**Short task**. Print the listing below exactly.

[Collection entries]
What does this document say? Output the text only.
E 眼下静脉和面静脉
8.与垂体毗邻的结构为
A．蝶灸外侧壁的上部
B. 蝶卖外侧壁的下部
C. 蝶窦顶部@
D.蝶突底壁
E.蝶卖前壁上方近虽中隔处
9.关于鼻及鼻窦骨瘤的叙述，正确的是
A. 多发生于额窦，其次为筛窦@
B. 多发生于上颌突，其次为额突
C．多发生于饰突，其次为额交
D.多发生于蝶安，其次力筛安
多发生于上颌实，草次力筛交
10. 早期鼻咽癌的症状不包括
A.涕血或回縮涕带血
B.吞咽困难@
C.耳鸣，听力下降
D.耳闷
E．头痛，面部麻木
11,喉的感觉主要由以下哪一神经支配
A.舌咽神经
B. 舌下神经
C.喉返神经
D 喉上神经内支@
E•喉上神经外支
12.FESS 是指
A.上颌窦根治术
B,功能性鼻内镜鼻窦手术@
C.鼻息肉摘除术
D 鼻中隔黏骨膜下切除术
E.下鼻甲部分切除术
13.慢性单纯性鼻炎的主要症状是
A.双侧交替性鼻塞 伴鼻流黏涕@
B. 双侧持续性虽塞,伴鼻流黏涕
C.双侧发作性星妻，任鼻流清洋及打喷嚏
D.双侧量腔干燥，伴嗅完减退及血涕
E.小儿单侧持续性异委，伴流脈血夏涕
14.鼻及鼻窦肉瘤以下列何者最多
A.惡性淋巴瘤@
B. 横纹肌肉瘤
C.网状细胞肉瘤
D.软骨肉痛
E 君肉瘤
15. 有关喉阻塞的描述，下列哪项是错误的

**Exercise answer**.
What does this document say? Output the text only.
E 眼下静脉和面静脉
8.与垂体毗邻的结构为
A．蝶灸外侧壁的上部
B. 蝶卖外侧壁的下部
C. 蝶窦顶部@
D.蝶突底壁
E.蝶卖前壁上方近虽中隔处
9.关于鼻及鼻窦骨瘤的叙述，正确的是
A. 多发生于额窦，其次为筛窦@
B. 多发生于上颌突，其次为额突
C．多发生于饰突，其次为额交
D.多发生于蝶安，其次力筛安
多发生于上颌实，草次力筛交
10. 早期鼻咽癌的症状不包括
A.涕血或回縮涕带血
B.吞咽困难@
C.耳鸣，听力下降
D.耳闷
E．头痛，面部麻木
11,喉的感觉主要由以下哪一神经支配
A.舌咽神经
B. 舌下神经
C.喉返神经
D 喉上神经内支@
E•喉上神经外支
12.FESS 是指
A.上颌窦根治术
B,功能性鼻内镜鼻窦手术@
C.鼻息肉摘除术
D 鼻中隔黏骨膜下切除术
E.下鼻甲部分切除术
13.慢性单纯性鼻炎的主要症状是
A.双侧交替性鼻塞 伴鼻流黏涕@
B. 双侧持续性虽塞,伴鼻流黏涕
C.双侧发作性星妻，任鼻流清洋及打喷嚏
D.双侧量腔干燥，伴嗅完减退及血涕
E.小儿单侧持续性异委，伴流脈血夏涕
14.鼻及鼻窦肉瘤以下列何者最多
A.惡性淋巴瘤@
B. 横纹肌肉瘤
C.网状细胞肉瘤
D.软骨肉痛
E 君肉瘤
15. 有关喉阻塞的描述，下列哪项是错误的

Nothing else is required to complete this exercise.